EXERCISE AIM -> Emit a verbatim copy of the lines running from the line with "Convert this document image to plain text." through the end of the material below.

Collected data
== == ==

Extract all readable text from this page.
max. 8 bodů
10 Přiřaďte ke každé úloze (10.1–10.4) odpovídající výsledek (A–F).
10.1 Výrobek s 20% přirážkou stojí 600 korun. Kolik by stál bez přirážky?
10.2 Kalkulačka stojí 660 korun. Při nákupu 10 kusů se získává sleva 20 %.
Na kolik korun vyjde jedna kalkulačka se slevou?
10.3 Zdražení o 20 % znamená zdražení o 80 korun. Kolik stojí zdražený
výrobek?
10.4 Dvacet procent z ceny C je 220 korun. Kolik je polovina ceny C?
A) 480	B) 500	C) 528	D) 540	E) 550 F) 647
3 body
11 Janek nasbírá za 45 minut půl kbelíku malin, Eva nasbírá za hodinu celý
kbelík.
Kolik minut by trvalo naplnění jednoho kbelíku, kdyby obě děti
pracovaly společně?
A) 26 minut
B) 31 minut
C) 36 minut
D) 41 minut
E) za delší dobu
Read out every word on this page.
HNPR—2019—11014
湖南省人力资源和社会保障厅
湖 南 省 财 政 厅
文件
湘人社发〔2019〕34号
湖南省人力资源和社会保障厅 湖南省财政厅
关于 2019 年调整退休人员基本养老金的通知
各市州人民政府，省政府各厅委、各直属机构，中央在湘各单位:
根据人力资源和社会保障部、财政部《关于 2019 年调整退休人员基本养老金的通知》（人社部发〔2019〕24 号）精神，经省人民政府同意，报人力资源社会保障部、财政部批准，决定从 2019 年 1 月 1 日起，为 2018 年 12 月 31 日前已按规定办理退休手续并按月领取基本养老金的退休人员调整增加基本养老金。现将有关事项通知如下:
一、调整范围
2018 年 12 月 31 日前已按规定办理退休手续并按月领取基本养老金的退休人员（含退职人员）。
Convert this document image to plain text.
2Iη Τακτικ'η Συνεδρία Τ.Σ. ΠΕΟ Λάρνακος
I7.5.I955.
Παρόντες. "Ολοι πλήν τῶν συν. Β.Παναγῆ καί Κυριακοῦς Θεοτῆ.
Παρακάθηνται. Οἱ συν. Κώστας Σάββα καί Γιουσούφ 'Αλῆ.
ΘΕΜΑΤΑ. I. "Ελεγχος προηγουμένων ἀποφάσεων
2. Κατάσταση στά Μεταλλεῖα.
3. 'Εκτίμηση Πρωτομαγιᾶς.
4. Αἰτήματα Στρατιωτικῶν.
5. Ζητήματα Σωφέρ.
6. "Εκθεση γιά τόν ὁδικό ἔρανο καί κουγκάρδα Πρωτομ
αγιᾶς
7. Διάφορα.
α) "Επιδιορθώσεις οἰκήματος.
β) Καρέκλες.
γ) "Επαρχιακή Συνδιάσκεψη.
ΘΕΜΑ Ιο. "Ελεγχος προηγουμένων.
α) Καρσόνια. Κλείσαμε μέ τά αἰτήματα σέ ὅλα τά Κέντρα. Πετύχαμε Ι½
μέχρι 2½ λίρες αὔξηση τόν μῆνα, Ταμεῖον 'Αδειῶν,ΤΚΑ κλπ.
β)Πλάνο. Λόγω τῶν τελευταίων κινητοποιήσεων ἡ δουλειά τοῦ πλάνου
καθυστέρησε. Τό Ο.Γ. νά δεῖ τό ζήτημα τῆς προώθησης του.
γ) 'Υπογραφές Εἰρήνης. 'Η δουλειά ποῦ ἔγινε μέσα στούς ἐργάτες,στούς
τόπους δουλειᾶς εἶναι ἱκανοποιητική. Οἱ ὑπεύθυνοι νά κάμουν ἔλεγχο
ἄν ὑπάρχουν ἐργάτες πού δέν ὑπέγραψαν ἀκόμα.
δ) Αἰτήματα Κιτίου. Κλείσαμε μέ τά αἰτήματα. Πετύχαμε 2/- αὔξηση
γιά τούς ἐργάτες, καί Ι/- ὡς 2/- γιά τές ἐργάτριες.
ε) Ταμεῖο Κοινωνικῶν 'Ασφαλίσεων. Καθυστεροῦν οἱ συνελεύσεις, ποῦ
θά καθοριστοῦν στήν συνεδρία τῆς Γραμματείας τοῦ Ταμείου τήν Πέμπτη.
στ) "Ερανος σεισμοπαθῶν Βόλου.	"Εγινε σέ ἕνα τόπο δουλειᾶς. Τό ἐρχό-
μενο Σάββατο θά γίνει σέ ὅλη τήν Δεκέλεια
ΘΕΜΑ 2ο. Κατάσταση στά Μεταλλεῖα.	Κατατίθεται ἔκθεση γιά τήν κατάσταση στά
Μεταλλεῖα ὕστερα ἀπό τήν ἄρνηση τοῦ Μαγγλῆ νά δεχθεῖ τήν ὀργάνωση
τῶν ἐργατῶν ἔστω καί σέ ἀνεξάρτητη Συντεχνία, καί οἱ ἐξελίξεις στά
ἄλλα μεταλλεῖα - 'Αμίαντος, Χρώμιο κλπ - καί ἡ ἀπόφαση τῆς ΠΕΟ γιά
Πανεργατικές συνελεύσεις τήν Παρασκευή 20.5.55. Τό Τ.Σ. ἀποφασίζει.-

== == ==

WRITTEN ANSWER ->
Convert this document image to plain text.
2Iη Τακτικ'η Συνεδρία Τ.Σ. ΠΕΟ Λάρνακος
I7.5.I955.
Παρόντες. "Ολοι πλήν τῶν συν. Β.Παναγῆ καί Κυριακοῦς Θεοτῆ.
Παρακάθηνται. Οἱ συν. Κώστας Σάββα καί Γιουσούφ 'Αλῆ.
ΘΕΜΑΤΑ. I. "Ελεγχος προηγουμένων ἀποφάσεων
2. Κατάσταση στά Μεταλλεῖα.
3. 'Εκτίμηση Πρωτομαγιᾶς.
4. Αἰτήματα Στρατιωτικῶν.
5. Ζητήματα Σωφέρ.
6. "Εκθεση γιά τόν ὁδικό ἔρανο καί κουγκάρδα Πρωτομ
αγιᾶς
7. Διάφορα.
α) "Επιδιορθώσεις οἰκήματος.
β) Καρέκλες.
γ) "Επαρχιακή Συνδιάσκεψη.
ΘΕΜΑ Ιο. "Ελεγχος προηγουμένων.
α) Καρσόνια. Κλείσαμε μέ τά αἰτήματα σέ ὅλα τά Κέντρα. Πετύχαμε Ι½
μέχρι 2½ λίρες αὔξηση τόν μῆνα, Ταμεῖον 'Αδειῶν,ΤΚΑ κλπ.
β)Πλάνο. Λόγω τῶν τελευταίων κινητοποιήσεων ἡ δουλειά τοῦ πλάνου
καθυστέρησε. Τό Ο.Γ. νά δεῖ τό ζήτημα τῆς προώθησης του.
γ) 'Υπογραφές Εἰρήνης. 'Η δουλειά ποῦ ἔγινε μέσα στούς ἐργάτες,στούς
τόπους δουλειᾶς εἶναι ἱκανοποιητική. Οἱ ὑπεύθυνοι νά κάμουν ἔλεγχο
ἄν ὑπάρχουν ἐργάτες πού δέν ὑπέγραψαν ἀκόμα.
δ) Αἰτήματα Κιτίου. Κλείσαμε μέ τά αἰτήματα. Πετύχαμε 2/- αὔξηση
γιά τούς ἐργάτες, καί Ι/- ὡς 2/- γιά τές ἐργάτριες.
ε) Ταμεῖο Κοινωνικῶν 'Ασφαλίσεων. Καθυστεροῦν οἱ συνελεύσεις, ποῦ
θά καθοριστοῦν στήν συνεδρία τῆς Γραμματείας τοῦ Ταμείου τήν Πέμπτη.
στ) "Ερανος σεισμοπαθῶν Βόλου.	"Εγινε σέ ἕνα τόπο δουλειᾶς. Τό ἐρχό-
μενο Σάββατο θά γίνει σέ ὅλη τήν Δεκέλεια
ΘΕΜΑ 2ο. Κατάσταση στά Μεταλλεῖα.	Κατατίθεται ἔκθεση γιά τήν κατάσταση στά
Μεταλλεῖα ὕστερα ἀπό τήν ἄρνηση τοῦ Μαγγλῆ νά δεχθεῖ τήν ὀργάνωση
τῶν ἐργατῶν ἔστω καί σέ ἀνεξάρτητη Συντεχνία, καί οἱ ἐξελίξεις στά
ἄλλα μεταλλεῖα - 'Αμίαντος, Χρώμιο κλπ - καί ἡ ἀπόφαση τῆς ΠΕΟ γιά
Πανεργατικές συνελεύσεις τήν Παρασκευή 20.5.55. Τό Τ.Σ. ἀποφασίζει.-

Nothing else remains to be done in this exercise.